## START DATA FOR THIS EXERCISE
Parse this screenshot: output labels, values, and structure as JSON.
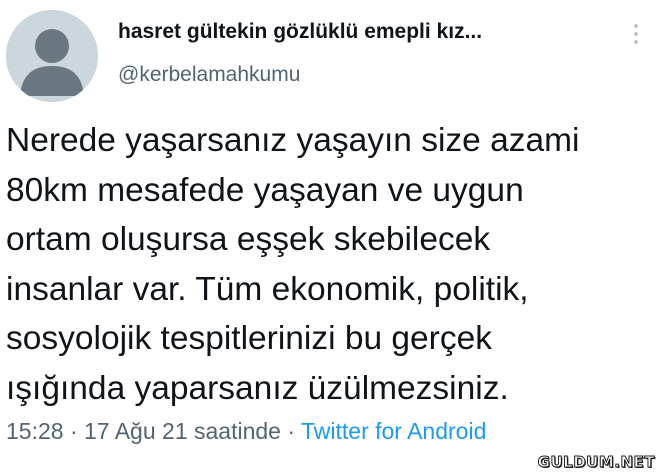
{
  "author": {
    "display_name": "hasret gültekin gözlüklü emepli kız...",
    "handle": "@kerbelamahkumu"
  },
  "tweet": {
    "lines": [
      "Nerede yaşarsanız yaşayın size azami",
      "80km mesafede yaşayan ve uygun",
      "ortam oluşursa eşşek skebilecek",
      "insanlar var. Tüm ekonomik, politik,",
      "sosyolojik tespitlerinizi bu gerçek",
      "ışığında yaparsanız üzülmezsiniz."
    ]
  },
  "meta": {
    "time": "15:28",
    "separator_1": " · ",
    "date": "17 Ağu 21 saatinde",
    "separator_2": " · ",
    "source": "Twitter for Android"
  },
  "watermark": "GULDUM.NET",
  "colors": {
    "text": "#0f1419",
    "secondary": "#536471",
    "link": "#1d9bf0",
    "avatar_bg": "#ccd6dd",
    "avatar_fg": "#6b7780"
  },
  "icons": {
    "avatar": "default-avatar-icon",
    "more": "more-vertical-icon"
  }
}
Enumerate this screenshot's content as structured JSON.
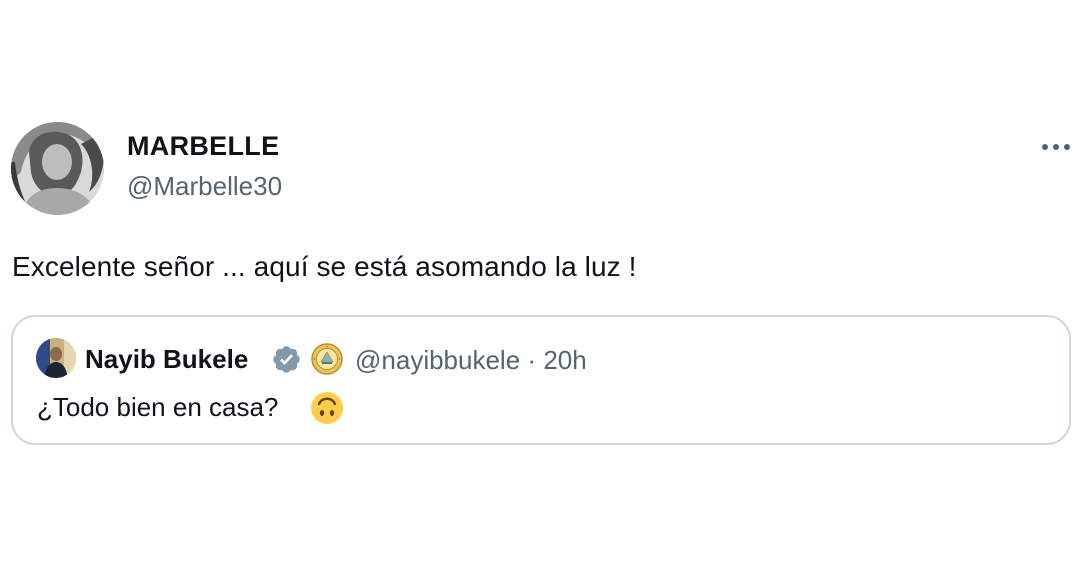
{
  "tweet": {
    "display_name": "MARBELLE",
    "handle": "@Marbelle30",
    "text": "Excelente señor ... aquí se está asomando la luz !",
    "more_icon": "more-horizontal-icon"
  },
  "quote": {
    "display_name": "Nayib Bukele",
    "handle": "@nayibbukele",
    "separator": "·",
    "time": "20h",
    "text": "¿Todo bien en casa?",
    "verified_icon": "verified-badge-icon",
    "affiliate_icon": "government-seal-icon",
    "emoji_icon": "upside-down-face-emoji",
    "verified_color": "#829aab"
  },
  "colors": {
    "text_primary": "#0f1419",
    "text_secondary": "#536471",
    "border": "#cfd9de",
    "background": "#ffffff"
  }
}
## END DATA FOR THIS EXERCISE
PROBLEM REQUIREMENTS: Transcribe the whole listing exactly. Pictures are excluded.

TASK RESULT:
Parse this screenshot: output labels, values, and structure as JSON.
{
  "author": {
    "display_name": "hasret gültekin gözlüklü emepli kız...",
    "handle": "@kerbelamahkumu"
  },
  "tweet": {
    "lines": [
      "Nerede yaşarsanız yaşayın size azami",
      "80km mesafede yaşayan ve uygun",
      "ortam oluşursa eşşek skebilecek",
      "insanlar var. Tüm ekonomik, politik,",
      "sosyolojik tespitlerinizi bu gerçek",
      "ışığında yaparsanız üzülmezsiniz."
    ]
  },
  "meta": {
    "time": "15:28",
    "separator_1": " · ",
    "date": "17 Ağu 21 saatinde",
    "separator_2": " · ",
    "source": "Twitter for Android"
  },
  "watermark": "GULDUM.NET",
  "colors": {
    "text": "#0f1419",
    "secondary": "#536471",
    "link": "#1d9bf0",
    "avatar_bg": "#ccd6dd",
    "avatar_fg": "#6b7780"
  },
  "icons": {
    "avatar": "default-avatar-icon",
    "more": "more-vertical-icon"
  }
}
Enumerate this screenshot's content as structured JSON.
{
  "tweet": {
    "display_name": "MARBELLE",
    "handle": "@Marbelle30",
    "text": "Excelente señor ... aquí se está asomando la luz !",
    "more_icon": "more-horizontal-icon"
  },
  "quote": {
    "display_name": "Nayib Bukele",
    "handle": "@nayibbukele",
    "separator": "·",
    "time": "20h",
    "text": "¿Todo bien en casa?",
    "verified_icon": "verified-badge-icon",
    "affiliate_icon": "government-seal-icon",
    "emoji_icon": "upside-down-face-emoji",
    "verified_color": "#829aab"
  },
  "colors": {
    "text_primary": "#0f1419",
    "text_secondary": "#536471",
    "border": "#cfd9de",
    "background": "#ffffff"
  }
}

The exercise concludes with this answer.